<<<<

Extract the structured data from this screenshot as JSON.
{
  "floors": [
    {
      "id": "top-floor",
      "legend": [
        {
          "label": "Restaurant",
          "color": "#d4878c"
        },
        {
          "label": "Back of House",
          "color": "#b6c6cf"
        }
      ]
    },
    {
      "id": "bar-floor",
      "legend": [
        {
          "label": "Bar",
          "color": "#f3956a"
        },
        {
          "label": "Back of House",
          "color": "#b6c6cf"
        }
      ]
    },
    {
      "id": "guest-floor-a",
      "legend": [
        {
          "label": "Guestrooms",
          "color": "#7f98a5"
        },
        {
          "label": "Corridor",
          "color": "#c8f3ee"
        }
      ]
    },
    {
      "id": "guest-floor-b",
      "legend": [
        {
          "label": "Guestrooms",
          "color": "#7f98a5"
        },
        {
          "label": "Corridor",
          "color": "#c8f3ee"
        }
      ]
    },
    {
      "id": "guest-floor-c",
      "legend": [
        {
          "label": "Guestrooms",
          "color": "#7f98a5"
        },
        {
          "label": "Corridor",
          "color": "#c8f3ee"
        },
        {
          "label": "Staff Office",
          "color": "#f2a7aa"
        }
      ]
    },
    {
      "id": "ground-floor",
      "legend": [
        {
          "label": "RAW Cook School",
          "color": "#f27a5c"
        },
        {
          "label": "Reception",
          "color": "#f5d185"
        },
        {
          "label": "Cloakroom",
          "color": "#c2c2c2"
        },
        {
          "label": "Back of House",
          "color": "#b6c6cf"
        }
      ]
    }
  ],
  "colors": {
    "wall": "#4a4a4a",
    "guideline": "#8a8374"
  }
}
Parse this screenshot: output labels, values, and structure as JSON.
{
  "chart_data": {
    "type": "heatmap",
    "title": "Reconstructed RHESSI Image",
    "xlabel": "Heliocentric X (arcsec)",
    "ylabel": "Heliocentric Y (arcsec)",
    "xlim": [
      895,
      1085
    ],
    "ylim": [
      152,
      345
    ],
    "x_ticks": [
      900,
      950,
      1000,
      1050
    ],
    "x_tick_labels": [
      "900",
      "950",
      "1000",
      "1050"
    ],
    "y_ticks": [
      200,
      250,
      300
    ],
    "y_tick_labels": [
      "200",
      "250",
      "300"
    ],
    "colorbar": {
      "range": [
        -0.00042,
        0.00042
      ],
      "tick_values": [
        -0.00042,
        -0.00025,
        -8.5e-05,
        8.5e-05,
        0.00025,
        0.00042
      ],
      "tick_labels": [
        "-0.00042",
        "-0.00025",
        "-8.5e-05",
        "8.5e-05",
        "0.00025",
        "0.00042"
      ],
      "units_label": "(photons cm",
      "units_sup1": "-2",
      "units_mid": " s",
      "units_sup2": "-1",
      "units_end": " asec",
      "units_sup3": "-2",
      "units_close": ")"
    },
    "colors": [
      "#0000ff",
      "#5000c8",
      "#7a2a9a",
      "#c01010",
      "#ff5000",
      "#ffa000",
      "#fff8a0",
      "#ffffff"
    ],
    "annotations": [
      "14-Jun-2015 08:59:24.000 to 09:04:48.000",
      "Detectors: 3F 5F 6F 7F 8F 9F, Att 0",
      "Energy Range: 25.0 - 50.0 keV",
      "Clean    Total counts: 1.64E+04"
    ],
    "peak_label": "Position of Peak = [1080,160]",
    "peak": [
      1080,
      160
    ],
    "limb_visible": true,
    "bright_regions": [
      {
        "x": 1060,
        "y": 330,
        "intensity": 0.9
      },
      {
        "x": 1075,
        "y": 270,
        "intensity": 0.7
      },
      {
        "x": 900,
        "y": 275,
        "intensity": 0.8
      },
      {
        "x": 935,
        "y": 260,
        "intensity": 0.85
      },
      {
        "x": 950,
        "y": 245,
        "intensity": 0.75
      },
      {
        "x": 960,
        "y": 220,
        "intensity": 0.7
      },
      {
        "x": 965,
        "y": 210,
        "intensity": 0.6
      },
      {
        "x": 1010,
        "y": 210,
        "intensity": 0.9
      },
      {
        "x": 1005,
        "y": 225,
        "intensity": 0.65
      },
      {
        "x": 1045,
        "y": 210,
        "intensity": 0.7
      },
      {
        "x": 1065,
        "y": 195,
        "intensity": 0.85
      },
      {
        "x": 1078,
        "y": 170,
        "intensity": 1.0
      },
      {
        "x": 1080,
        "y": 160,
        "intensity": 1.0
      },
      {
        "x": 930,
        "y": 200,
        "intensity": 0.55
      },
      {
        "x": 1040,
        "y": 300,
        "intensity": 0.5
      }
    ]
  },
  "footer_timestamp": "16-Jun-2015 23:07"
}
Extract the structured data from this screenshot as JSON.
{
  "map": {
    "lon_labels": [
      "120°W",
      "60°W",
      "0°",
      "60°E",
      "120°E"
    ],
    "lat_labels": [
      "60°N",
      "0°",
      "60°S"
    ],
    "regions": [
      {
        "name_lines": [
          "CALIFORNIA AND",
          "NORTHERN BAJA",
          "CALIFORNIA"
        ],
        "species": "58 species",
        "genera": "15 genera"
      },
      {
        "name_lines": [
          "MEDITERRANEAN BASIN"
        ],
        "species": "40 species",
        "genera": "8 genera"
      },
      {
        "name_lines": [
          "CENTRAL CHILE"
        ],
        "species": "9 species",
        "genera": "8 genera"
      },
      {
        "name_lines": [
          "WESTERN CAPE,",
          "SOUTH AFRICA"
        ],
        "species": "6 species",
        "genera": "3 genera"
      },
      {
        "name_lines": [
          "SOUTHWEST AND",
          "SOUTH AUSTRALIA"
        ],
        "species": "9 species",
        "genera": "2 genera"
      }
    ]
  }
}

>>>>

● TASK PROMPT
What do the records say? Quote them all exactly.

● FINAL ANSWER
Extract the structured data from this screenshot as JSON.
{
  "floors": [
    {
      "id": "top-floor",
      "legend": [
        {
          "label": "Restaurant",
          "color": "#d4878c"
        },
        {
          "label": "Back of House",
          "color": "#b6c6cf"
        }
      ]
    },
    {
      "id": "bar-floor",
      "legend": [
        {
          "label": "Bar",
          "color": "#f3956a"
        },
        {
          "label": "Back of House",
          "color": "#b6c6cf"
        }
      ]
    },
    {
      "id": "guest-floor-a",
      "legend": [
        {
          "label": "Guestrooms",
          "color": "#7f98a5"
        },
        {
          "label": "Corridor",
          "color": "#c8f3ee"
        }
      ]
    },
    {
      "id": "guest-floor-b",
      "legend": [
        {
          "label": "Guestrooms",
          "color": "#7f98a5"
        },
        {
          "label": "Corridor",
          "color": "#c8f3ee"
        }
      ]
    },
    {
      "id": "guest-floor-c",
      "legend": [
        {
          "label": "Guestrooms",
          "color": "#7f98a5"
        },
        {
          "label": "Corridor",
          "color": "#c8f3ee"
        },
        {
          "label": "Staff Office",
          "color": "#f2a7aa"
        }
      ]
    },
    {
      "id": "ground-floor",
      "legend": [
        {
          "label": "RAW Cook School",
          "color": "#f27a5c"
        },
        {
          "label": "Reception",
          "color": "#f5d185"
        },
        {
          "label": "Cloakroom",
          "color": "#c2c2c2"
        },
        {
          "label": "Back of House",
          "color": "#b6c6cf"
        }
      ]
    }
  ],
  "colors": {
    "wall": "#4a4a4a",
    "guideline": "#8a8374"
  }
}
Parse this screenshot: output labels, values, and structure as JSON.
{
  "chart_data": {
    "type": "heatmap",
    "title": "Reconstructed RHESSI Image",
    "xlabel": "Heliocentric X (arcsec)",
    "ylabel": "Heliocentric Y (arcsec)",
    "xlim": [
      895,
      1085
    ],
    "ylim": [
      152,
      345
    ],
    "x_ticks": [
      900,
      950,
      1000,
      1050
    ],
    "x_tick_labels": [
      "900",
      "950",
      "1000",
      "1050"
    ],
    "y_ticks": [
      200,
      250,
      300
    ],
    "y_tick_labels": [
      "200",
      "250",
      "300"
    ],
    "colorbar": {
      "range": [
        -0.00042,
        0.00042
      ],
      "tick_values": [
        -0.00042,
        -0.00025,
        -8.5e-05,
        8.5e-05,
        0.00025,
        0.00042
      ],
      "tick_labels": [
        "-0.00042",
        "-0.00025",
        "-8.5e-05",
        "8.5e-05",
        "0.00025",
        "0.00042"
      ],
      "units_label": "(photons cm",
      "units_sup1": "-2",
      "units_mid": " s",
      "units_sup2": "-1",
      "units_end": " asec",
      "units_sup3": "-2",
      "units_close": ")"
    },
    "colors": [
      "#0000ff",
      "#5000c8",
      "#7a2a9a",
      "#c01010",
      "#ff5000",
      "#ffa000",
      "#fff8a0",
      "#ffffff"
    ],
    "annotations": [
      "14-Jun-2015 08:59:24.000 to 09:04:48.000",
      "Detectors: 3F 5F 6F 7F 8F 9F, Att 0",
      "Energy Range: 25.0 - 50.0 keV",
      "Clean    Total counts: 1.64E+04"
    ],
    "peak_label": "Position of Peak = [1080,160]",
    "peak": [
      1080,
      160
    ],
    "limb_visible": true,
    "bright_regions": [
      {
        "x": 1060,
        "y": 330,
        "intensity": 0.9
      },
      {
        "x": 1075,
        "y": 270,
        "intensity": 0.7
      },
      {
        "x": 900,
        "y": 275,
        "intensity": 0.8
      },
      {
        "x": 935,
        "y": 260,
        "intensity": 0.85
      },
      {
        "x": 950,
        "y": 245,
        "intensity": 0.75
      },
      {
        "x": 960,
        "y": 220,
        "intensity": 0.7
      },
      {
        "x": 965,
        "y": 210,
        "intensity": 0.6
      },
      {
        "x": 1010,
        "y": 210,
        "intensity": 0.9
      },
      {
        "x": 1005,
        "y": 225,
        "intensity": 0.65
      },
      {
        "x": 1045,
        "y": 210,
        "intensity": 0.7
      },
      {
        "x": 1065,
        "y": 195,
        "intensity": 0.85
      },
      {
        "x": 1078,
        "y": 170,
        "intensity": 1.0
      },
      {
        "x": 1080,
        "y": 160,
        "intensity": 1.0
      },
      {
        "x": 930,
        "y": 200,
        "intensity": 0.55
      },
      {
        "x": 1040,
        "y": 300,
        "intensity": 0.5
      }
    ]
  },
  "footer_timestamp": "16-Jun-2015 23:07"
}
Extract the structured data from this screenshot as JSON.
{
  "map": {
    "lon_labels": [
      "120°W",
      "60°W",
      "0°",
      "60°E",
      "120°E"
    ],
    "lat_labels": [
      "60°N",
      "0°",
      "60°S"
    ],
    "regions": [
      {
        "name_lines": [
          "CALIFORNIA AND",
          "NORTHERN BAJA",
          "CALIFORNIA"
        ],
        "species": "58 species",
        "genera": "15 genera"
      },
      {
        "name_lines": [
          "MEDITERRANEAN BASIN"
        ],
        "species": "40 species",
        "genera": "8 genera"
      },
      {
        "name_lines": [
          "CENTRAL CHILE"
        ],
        "species": "9 species",
        "genera": "8 genera"
      },
      {
        "name_lines": [
          "WESTERN CAPE,",
          "SOUTH AFRICA"
        ],
        "species": "6 species",
        "genera": "3 genera"
      },
      {
        "name_lines": [
          "SOUTHWEST AND",
          "SOUTH AUSTRALIA"
        ],
        "species": "9 species",
        "genera": "2 genera"
      }
    ]
  }
}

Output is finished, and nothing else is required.